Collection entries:
◆ ◆ ◆ ◆ ◆

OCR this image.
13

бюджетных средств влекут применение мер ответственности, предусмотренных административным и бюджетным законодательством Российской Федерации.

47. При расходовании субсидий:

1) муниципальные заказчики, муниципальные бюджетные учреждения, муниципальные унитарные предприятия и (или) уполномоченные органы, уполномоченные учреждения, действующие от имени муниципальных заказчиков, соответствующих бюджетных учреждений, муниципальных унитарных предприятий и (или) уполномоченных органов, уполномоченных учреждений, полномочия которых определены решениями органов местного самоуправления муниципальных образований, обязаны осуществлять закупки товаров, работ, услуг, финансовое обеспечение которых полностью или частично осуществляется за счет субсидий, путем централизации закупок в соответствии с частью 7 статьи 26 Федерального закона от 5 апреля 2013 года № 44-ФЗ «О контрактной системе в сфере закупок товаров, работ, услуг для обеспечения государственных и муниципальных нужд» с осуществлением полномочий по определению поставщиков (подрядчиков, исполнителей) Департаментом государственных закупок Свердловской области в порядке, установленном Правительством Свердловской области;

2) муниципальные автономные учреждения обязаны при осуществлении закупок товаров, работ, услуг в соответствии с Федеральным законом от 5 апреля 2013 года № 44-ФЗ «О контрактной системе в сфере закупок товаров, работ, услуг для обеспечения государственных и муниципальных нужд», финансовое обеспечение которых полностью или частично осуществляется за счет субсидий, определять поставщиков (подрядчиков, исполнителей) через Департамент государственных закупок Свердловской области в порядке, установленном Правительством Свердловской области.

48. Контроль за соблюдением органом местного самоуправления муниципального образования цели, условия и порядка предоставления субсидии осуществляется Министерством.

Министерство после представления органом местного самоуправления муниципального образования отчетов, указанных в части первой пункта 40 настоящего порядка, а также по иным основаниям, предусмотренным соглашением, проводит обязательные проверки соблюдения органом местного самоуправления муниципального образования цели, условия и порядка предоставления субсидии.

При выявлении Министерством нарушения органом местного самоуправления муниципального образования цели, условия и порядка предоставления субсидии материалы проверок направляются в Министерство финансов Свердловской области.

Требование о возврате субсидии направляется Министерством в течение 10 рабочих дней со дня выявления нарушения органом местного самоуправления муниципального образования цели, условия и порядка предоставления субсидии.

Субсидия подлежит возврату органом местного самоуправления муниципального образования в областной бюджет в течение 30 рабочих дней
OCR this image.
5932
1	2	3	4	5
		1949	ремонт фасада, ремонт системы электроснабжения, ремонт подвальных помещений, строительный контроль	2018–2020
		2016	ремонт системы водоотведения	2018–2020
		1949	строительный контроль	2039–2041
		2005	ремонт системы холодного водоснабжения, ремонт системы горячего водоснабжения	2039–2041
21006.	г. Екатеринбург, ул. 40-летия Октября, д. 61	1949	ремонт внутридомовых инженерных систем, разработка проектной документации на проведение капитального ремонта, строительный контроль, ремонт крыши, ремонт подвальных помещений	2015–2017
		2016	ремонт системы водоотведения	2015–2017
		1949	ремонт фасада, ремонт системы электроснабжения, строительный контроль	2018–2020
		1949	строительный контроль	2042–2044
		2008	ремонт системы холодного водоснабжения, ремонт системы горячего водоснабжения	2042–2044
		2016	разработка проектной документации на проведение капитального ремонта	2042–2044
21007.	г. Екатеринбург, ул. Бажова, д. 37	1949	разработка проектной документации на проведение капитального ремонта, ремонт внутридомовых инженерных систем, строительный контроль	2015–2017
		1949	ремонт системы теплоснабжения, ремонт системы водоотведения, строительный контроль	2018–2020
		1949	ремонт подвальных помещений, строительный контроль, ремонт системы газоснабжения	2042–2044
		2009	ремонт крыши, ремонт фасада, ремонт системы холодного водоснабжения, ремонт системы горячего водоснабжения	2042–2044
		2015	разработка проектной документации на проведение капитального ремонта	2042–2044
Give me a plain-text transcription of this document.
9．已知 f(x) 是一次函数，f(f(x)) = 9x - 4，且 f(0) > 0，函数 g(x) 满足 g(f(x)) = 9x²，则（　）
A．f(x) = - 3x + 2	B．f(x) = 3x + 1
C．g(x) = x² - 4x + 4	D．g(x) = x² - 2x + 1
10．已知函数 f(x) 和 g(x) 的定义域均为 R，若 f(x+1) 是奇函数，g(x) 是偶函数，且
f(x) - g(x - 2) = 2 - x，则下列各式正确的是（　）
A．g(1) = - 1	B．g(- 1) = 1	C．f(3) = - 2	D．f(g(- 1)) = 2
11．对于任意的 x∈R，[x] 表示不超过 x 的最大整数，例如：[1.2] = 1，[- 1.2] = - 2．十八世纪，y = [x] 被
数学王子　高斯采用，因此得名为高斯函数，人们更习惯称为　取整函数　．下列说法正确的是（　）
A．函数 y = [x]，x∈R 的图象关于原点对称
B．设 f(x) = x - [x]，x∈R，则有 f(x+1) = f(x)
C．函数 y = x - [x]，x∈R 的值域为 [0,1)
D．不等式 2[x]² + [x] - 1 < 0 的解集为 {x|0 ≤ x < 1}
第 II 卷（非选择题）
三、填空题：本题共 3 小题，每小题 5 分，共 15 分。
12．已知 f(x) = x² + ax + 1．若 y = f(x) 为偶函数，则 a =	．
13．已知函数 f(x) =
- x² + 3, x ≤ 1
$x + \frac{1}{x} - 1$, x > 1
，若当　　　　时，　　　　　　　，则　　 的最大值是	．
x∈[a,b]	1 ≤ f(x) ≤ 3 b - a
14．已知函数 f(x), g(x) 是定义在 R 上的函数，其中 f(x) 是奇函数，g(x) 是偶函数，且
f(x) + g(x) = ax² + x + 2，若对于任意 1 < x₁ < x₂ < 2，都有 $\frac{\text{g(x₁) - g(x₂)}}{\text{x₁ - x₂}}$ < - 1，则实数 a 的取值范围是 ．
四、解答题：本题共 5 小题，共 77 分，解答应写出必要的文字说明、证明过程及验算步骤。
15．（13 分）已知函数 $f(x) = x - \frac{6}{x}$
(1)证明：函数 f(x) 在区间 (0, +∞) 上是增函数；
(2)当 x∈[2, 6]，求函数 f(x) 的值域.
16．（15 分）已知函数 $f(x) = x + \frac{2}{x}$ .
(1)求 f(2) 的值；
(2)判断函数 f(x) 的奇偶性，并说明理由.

◆ ◆ ◆ ◆ ◆

WHAT YOU WILL DO: Print from the line containing "Give me a plain-text" to the last line above, exactly as written.

TASK ANSWER:
Give me a plain-text transcription of this document.
9．已知 f(x) 是一次函数，f(f(x)) = 9x - 4，且 f(0) > 0，函数 g(x) 满足 g(f(x)) = 9x²，则（　）
A．f(x) = - 3x + 2	B．f(x) = 3x + 1
C．g(x) = x² - 4x + 4	D．g(x) = x² - 2x + 1
10．已知函数 f(x) 和 g(x) 的定义域均为 R，若 f(x+1) 是奇函数，g(x) 是偶函数，且
f(x) - g(x - 2) = 2 - x，则下列各式正确的是（　）
A．g(1) = - 1	B．g(- 1) = 1	C．f(3) = - 2	D．f(g(- 1)) = 2
11．对于任意的 x∈R，[x] 表示不超过 x 的最大整数，例如：[1.2] = 1，[- 1.2] = - 2．十八世纪，y = [x] 被
数学王子　高斯采用，因此得名为高斯函数，人们更习惯称为　取整函数　．下列说法正确的是（　）
A．函数 y = [x]，x∈R 的图象关于原点对称
B．设 f(x) = x - [x]，x∈R，则有 f(x+1) = f(x)
C．函数 y = x - [x]，x∈R 的值域为 [0,1)
D．不等式 2[x]² + [x] - 1 < 0 的解集为 {x|0 ≤ x < 1}
第 II 卷（非选择题）
三、填空题：本题共 3 小题，每小题 5 分，共 15 分。
12．已知 f(x) = x² + ax + 1．若 y = f(x) 为偶函数，则 a =	．
13．已知函数 f(x) =
- x² + 3, x ≤ 1
$x + \frac{1}{x} - 1$, x > 1
，若当　　　　时，　　　　　　　，则　　 的最大值是	．
x∈[a,b]	1 ≤ f(x) ≤ 3 b - a
14．已知函数 f(x), g(x) 是定义在 R 上的函数，其中 f(x) 是奇函数，g(x) 是偶函数，且
f(x) + g(x) = ax² + x + 2，若对于任意 1 < x₁ < x₂ < 2，都有 $\frac{\text{g(x₁) - g(x₂)}}{\text{x₁ - x₂}}$ < - 1，则实数 a 的取值范围是 ．
四、解答题：本题共 5 小题，共 77 分，解答应写出必要的文字说明、证明过程及验算步骤。
15．（13 分）已知函数 $f(x) = x - \frac{6}{x}$
(1)证明：函数 f(x) 在区间 (0, +∞) 上是增函数；
(2)当 x∈[2, 6]，求函数 f(x) 的值域.
16．（15 分）已知函数 $f(x) = x + \frac{2}{x}$ .
(1)求 f(2) 的值；
(2)判断函数 f(x) 的奇偶性，并说明理由.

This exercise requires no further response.